* What is being asked
Please output exactly the run of lines that starts at the line with "Give me the" and ends at the last line of the records below.
Begin Information provided
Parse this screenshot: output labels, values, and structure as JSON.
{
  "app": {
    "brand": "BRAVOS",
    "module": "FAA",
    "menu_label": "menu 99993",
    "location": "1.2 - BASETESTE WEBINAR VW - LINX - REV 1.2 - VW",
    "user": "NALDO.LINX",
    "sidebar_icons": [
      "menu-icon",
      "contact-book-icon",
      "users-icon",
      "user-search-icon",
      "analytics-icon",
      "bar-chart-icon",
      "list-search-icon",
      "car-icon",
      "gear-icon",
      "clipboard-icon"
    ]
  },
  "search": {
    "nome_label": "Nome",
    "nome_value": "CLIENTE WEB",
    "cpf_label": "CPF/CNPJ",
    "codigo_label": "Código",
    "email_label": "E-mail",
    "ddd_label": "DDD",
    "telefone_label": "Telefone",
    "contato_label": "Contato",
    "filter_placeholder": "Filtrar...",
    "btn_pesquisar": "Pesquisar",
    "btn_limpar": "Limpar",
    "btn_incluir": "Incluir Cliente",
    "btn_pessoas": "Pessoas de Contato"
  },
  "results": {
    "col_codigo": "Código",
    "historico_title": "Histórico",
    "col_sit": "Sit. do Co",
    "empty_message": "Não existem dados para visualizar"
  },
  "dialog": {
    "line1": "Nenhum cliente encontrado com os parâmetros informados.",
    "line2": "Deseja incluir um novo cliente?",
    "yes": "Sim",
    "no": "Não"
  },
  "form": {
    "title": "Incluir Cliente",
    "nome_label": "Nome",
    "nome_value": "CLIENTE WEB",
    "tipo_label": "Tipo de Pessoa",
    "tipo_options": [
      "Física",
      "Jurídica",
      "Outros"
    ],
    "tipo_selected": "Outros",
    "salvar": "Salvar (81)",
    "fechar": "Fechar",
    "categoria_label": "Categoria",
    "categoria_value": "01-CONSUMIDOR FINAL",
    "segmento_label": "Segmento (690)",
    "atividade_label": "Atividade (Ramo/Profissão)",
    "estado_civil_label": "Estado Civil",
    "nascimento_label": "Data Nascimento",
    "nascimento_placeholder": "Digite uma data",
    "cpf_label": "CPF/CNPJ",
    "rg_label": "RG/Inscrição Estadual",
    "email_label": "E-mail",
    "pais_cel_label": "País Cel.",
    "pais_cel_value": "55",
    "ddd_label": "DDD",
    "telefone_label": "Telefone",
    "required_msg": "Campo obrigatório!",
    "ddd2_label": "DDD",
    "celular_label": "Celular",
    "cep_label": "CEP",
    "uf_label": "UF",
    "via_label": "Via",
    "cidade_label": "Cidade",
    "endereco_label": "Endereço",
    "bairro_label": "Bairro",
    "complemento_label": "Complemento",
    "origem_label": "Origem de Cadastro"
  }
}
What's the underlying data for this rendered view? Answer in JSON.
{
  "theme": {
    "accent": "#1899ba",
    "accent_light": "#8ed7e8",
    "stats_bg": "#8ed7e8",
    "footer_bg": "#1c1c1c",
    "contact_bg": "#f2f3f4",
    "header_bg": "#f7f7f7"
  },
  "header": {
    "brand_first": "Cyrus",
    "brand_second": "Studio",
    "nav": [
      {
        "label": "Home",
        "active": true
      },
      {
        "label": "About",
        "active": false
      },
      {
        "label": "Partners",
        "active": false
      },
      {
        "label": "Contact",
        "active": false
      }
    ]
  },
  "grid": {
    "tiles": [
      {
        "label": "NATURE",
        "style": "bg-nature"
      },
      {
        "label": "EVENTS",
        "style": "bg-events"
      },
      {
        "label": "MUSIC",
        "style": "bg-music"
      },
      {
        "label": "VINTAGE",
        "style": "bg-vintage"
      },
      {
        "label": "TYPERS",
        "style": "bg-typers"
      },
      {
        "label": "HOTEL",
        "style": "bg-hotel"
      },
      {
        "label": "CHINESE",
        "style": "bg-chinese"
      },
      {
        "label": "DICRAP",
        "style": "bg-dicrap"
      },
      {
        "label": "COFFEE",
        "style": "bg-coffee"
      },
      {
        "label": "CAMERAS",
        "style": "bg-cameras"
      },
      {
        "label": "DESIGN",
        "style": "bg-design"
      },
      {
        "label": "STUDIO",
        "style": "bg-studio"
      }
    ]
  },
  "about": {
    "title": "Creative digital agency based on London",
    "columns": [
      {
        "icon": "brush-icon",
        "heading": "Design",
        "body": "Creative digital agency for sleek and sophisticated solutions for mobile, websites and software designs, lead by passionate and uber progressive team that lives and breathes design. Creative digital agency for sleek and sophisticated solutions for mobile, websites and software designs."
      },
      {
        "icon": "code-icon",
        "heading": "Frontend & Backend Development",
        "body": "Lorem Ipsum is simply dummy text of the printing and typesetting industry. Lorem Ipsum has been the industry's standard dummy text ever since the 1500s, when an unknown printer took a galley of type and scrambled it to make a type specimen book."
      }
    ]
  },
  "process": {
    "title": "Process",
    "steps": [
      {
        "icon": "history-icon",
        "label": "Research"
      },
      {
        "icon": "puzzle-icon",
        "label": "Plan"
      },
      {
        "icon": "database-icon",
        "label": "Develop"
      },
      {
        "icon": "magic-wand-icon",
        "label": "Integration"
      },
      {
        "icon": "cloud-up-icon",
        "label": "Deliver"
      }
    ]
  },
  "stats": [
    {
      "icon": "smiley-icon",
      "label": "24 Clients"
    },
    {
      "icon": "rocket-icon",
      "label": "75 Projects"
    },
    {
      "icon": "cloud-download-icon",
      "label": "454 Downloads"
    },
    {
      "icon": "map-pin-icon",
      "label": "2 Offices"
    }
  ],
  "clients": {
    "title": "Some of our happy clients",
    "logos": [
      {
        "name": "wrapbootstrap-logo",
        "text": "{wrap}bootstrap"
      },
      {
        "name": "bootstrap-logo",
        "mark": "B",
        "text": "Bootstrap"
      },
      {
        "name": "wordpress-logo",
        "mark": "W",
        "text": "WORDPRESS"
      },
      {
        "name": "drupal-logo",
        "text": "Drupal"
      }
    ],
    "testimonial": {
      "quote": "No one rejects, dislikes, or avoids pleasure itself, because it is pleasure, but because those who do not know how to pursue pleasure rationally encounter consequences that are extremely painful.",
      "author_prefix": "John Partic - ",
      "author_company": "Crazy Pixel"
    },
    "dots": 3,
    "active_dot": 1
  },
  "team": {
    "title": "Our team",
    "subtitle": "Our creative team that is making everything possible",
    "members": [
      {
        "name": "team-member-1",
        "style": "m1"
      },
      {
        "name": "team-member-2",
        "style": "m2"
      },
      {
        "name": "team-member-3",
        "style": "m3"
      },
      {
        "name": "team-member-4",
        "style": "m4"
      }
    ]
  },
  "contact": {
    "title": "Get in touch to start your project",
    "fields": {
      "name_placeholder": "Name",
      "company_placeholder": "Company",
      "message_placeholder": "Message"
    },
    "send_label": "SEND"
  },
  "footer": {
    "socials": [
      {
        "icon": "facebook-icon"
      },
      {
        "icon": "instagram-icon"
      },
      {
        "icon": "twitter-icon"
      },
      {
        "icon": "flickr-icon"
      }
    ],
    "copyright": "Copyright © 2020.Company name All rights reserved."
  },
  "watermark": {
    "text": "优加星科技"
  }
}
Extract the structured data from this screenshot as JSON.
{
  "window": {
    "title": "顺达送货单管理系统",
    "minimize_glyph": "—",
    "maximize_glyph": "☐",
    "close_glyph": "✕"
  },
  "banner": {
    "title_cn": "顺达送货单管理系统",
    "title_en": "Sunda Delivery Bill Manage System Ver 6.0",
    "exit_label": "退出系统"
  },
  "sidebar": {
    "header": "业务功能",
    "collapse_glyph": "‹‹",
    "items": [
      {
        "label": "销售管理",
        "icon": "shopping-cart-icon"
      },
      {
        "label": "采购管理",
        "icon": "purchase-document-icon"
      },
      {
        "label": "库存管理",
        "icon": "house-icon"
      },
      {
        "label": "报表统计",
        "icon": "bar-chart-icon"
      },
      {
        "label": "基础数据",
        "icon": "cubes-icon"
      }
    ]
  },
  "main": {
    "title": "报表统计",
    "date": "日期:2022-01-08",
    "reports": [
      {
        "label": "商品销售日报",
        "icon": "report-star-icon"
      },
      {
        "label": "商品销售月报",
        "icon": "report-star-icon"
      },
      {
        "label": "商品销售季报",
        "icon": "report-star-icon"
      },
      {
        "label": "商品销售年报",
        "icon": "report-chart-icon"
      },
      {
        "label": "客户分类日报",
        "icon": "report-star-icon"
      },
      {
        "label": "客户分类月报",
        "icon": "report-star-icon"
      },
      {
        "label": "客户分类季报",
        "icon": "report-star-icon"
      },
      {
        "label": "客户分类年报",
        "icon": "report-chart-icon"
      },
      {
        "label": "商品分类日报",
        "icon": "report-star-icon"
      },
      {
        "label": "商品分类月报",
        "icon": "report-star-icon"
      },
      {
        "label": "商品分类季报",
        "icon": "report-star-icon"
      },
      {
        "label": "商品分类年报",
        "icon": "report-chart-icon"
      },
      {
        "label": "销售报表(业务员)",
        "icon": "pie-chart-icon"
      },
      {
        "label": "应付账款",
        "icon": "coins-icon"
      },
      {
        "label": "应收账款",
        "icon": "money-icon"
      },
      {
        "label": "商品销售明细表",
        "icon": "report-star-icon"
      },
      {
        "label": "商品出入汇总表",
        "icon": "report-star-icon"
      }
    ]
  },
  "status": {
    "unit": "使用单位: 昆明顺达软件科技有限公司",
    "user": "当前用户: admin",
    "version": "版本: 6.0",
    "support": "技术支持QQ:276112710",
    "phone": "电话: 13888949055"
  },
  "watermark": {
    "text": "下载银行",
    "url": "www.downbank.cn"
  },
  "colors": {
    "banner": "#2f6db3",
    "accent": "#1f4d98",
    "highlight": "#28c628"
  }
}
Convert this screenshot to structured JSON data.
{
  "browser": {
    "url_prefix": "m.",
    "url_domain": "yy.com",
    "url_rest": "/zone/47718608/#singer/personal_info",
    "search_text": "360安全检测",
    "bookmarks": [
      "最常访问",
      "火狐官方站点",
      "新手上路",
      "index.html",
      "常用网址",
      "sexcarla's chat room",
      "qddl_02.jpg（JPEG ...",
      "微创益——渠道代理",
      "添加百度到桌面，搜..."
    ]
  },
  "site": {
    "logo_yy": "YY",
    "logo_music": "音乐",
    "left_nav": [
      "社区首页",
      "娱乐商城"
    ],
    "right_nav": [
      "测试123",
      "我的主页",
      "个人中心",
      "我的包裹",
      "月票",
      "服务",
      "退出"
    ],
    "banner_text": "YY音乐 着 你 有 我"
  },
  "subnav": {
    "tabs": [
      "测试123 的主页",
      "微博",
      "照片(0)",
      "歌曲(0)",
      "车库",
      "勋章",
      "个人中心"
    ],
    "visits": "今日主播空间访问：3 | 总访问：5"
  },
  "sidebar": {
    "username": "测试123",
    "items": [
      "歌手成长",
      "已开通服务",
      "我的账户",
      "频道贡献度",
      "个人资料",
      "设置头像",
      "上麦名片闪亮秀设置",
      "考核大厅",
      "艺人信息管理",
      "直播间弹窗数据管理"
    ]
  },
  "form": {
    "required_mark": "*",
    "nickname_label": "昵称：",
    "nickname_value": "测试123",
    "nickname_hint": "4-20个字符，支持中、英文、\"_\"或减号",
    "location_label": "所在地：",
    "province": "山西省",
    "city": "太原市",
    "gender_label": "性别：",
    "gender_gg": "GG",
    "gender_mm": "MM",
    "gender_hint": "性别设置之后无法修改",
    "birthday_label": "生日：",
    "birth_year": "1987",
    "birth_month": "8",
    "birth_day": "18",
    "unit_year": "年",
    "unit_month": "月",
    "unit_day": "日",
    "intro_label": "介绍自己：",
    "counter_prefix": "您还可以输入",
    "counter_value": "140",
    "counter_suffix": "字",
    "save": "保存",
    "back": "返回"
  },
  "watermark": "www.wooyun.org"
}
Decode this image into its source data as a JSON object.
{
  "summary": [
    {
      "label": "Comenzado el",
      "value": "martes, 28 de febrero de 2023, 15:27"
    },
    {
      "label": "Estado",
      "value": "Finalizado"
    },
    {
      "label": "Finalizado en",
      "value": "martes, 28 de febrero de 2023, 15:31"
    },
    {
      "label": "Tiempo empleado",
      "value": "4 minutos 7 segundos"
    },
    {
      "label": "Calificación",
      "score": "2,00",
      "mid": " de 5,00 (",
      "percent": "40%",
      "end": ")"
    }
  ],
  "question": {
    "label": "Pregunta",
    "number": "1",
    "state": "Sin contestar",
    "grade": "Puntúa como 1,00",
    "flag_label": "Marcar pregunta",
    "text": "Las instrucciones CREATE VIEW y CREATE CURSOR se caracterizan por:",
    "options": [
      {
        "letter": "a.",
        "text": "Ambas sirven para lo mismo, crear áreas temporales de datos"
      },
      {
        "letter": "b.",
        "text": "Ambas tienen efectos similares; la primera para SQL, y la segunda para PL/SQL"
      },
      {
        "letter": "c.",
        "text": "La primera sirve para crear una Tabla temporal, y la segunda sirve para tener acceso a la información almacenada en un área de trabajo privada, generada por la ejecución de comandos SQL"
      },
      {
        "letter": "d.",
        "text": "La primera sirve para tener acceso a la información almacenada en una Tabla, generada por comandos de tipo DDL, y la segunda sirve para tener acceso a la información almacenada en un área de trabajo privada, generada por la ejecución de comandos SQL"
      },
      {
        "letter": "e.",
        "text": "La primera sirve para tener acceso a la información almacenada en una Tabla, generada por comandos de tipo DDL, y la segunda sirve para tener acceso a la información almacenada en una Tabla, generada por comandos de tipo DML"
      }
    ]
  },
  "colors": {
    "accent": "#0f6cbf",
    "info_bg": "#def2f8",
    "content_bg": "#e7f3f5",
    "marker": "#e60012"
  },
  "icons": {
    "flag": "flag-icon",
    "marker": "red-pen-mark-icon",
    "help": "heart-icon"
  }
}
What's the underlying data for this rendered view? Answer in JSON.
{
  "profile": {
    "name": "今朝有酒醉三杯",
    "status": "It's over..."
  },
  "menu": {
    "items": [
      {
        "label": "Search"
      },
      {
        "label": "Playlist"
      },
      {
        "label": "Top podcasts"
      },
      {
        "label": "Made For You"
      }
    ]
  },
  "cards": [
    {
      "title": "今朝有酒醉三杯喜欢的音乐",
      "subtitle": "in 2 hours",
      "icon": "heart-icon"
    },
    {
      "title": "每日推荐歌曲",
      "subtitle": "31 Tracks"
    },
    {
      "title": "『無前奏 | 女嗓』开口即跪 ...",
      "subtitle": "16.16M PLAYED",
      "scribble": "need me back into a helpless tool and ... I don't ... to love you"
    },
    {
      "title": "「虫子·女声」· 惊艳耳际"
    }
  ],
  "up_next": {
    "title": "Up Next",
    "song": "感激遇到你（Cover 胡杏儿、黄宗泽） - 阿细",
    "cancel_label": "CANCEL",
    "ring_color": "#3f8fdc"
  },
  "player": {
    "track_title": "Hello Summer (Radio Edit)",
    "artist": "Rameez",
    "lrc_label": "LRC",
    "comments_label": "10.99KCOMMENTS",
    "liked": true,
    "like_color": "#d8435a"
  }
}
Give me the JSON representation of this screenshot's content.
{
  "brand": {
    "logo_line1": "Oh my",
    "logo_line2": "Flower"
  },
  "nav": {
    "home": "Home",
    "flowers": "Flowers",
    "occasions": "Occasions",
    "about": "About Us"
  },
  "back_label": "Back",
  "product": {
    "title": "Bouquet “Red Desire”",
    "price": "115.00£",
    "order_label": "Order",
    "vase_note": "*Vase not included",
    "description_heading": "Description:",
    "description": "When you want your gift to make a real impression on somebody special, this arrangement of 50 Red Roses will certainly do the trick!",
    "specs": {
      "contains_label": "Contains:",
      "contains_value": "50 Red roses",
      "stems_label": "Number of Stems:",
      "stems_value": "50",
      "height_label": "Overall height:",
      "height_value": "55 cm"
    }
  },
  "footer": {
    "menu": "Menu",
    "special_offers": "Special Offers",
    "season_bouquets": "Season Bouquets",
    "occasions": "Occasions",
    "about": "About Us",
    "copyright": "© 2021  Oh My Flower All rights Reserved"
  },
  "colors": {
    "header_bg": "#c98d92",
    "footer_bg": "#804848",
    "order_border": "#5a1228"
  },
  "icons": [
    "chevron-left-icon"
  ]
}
End Information provided
* Task response
Give me the JSON representation of this screenshot's content.
{
  "brand": {
    "logo_line1": "Oh my",
    "logo_line2": "Flower"
  },
  "nav": {
    "home": "Home",
    "flowers": "Flowers",
    "occasions": "Occasions",
    "about": "About Us"
  },
  "back_label": "Back",
  "product": {
    "title": "Bouquet “Red Desire”",
    "price": "115.00£",
    "order_label": "Order",
    "vase_note": "*Vase not included",
    "description_heading": "Description:",
    "description": "When you want your gift to make a real impression on somebody special, this arrangement of 50 Red Roses will certainly do the trick!",
    "specs": {
      "contains_label": "Contains:",
      "contains_value": "50 Red roses",
      "stems_label": "Number of Stems:",
      "stems_value": "50",
      "height_label": "Overall height:",
      "height_value": "55 cm"
    }
  },
  "footer": {
    "menu": "Menu",
    "special_offers": "Special Offers",
    "season_bouquets": "Season Bouquets",
    "occasions": "Occasions",
    "about": "About Us",
    "copyright": "© 2021  Oh My Flower All rights Reserved"
  },
  "colors": {
    "header_bg": "#c98d92",
    "footer_bg": "#804848",
    "order_border": "#5a1228"
  },
  "icons": [
    "chevron-left-icon"
  ]
}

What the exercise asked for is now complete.